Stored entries
━━━━━━
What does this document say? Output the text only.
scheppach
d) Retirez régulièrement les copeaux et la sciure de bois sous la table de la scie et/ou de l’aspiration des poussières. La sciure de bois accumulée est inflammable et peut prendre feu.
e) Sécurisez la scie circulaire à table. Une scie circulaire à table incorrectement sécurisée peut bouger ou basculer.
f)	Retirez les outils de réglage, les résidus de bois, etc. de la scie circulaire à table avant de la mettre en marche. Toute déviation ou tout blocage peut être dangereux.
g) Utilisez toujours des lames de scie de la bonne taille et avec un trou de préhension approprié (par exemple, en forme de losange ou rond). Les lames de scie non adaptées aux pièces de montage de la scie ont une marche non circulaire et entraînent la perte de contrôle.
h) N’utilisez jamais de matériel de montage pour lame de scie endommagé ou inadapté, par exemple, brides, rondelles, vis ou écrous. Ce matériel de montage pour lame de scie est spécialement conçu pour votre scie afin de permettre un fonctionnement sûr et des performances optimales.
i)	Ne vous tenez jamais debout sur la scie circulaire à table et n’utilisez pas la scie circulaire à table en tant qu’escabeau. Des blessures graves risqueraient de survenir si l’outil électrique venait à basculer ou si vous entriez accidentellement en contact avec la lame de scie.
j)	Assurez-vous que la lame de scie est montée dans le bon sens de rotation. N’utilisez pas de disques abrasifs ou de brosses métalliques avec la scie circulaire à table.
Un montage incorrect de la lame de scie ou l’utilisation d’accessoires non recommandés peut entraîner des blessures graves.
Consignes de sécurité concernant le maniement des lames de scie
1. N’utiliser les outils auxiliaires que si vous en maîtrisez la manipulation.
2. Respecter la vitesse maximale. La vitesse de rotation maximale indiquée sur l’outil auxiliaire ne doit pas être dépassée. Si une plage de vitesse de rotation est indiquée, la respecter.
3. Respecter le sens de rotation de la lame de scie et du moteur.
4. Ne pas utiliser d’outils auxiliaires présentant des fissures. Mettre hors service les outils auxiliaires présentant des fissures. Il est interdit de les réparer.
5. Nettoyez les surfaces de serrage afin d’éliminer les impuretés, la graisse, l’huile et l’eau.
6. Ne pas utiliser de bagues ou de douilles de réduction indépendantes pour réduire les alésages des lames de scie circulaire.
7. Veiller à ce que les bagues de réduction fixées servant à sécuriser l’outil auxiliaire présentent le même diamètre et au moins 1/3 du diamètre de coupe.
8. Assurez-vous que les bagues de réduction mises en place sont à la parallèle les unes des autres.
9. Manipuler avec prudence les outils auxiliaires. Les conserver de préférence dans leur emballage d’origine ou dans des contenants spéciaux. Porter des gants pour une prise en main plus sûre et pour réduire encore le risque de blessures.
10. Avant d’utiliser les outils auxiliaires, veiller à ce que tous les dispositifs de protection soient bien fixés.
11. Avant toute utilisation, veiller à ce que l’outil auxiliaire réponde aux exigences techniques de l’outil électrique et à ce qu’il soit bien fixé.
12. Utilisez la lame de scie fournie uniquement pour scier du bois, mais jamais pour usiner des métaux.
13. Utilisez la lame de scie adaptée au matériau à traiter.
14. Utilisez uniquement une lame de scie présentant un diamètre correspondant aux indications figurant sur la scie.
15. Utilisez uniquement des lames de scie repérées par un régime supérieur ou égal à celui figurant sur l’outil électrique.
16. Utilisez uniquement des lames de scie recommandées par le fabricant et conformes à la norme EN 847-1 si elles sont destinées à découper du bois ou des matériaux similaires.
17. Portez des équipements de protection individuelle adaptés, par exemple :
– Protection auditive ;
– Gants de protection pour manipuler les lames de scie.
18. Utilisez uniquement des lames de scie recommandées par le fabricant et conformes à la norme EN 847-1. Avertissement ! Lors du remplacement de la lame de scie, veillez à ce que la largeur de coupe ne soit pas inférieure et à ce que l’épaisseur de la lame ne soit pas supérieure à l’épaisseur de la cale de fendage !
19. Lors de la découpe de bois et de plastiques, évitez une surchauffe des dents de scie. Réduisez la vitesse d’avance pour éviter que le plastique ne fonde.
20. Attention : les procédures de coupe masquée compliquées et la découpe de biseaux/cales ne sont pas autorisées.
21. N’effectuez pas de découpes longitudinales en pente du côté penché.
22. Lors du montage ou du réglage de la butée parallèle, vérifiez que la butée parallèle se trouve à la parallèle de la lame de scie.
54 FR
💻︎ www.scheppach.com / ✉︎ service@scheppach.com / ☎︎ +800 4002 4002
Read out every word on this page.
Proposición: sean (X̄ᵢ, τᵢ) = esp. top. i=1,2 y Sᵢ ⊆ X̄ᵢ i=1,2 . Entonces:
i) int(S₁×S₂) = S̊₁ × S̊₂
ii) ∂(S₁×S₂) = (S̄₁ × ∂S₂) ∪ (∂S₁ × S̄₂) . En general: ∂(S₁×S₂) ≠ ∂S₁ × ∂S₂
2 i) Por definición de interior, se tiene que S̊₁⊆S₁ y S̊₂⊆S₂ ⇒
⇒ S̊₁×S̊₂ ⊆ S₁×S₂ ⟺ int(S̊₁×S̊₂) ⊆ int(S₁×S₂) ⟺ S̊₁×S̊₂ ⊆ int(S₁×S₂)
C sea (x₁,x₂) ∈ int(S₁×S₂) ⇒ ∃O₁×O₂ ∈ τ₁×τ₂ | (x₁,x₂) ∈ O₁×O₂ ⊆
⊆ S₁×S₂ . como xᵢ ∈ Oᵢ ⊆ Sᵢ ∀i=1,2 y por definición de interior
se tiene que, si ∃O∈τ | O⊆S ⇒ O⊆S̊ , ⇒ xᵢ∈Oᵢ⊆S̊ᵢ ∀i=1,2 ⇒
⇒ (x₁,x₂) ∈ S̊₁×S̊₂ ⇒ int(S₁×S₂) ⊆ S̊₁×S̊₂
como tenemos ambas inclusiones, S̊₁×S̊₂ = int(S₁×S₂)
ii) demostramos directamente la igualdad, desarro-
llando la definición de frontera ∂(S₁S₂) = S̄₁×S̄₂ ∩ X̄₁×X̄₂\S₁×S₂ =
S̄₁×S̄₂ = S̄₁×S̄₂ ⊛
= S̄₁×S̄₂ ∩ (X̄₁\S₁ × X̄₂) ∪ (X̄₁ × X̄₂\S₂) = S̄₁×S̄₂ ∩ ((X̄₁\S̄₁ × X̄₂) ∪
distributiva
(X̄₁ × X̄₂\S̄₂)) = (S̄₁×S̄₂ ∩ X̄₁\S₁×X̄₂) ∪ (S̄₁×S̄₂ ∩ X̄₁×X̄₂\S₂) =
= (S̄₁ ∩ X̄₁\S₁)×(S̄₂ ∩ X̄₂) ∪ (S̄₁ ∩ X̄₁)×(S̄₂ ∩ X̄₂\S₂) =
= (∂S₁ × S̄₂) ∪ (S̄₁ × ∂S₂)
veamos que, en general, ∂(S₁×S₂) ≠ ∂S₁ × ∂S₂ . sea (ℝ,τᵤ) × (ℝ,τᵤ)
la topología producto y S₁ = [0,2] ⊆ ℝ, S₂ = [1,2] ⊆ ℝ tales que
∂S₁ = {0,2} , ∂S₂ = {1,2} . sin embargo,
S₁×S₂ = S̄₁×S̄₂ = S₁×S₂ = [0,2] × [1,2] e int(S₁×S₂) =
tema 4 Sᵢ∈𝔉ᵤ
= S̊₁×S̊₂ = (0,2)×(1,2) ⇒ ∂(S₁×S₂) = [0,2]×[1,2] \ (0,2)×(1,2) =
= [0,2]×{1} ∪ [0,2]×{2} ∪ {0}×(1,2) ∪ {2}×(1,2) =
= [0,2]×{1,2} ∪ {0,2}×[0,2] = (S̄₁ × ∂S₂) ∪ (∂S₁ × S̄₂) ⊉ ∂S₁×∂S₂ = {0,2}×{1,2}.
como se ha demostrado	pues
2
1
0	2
━━━━━━
> [Task to carry out] Copy out each line of the material that holds the word "sont".

> [Solution]
8. Assurez-vous que les bagues de réduction mises en place sont à la parallèle les unes des autres.
16. Utilisez uniquement des lames de scie recommandées par le fabricant et conformes à la norme EN 847-1 si elles sont destinées à découper du bois ou des matériaux similaires.
20. Attention : les procédures de coupe masquée compliquées et la découpe de biseaux/cales ne sont pas autorisées.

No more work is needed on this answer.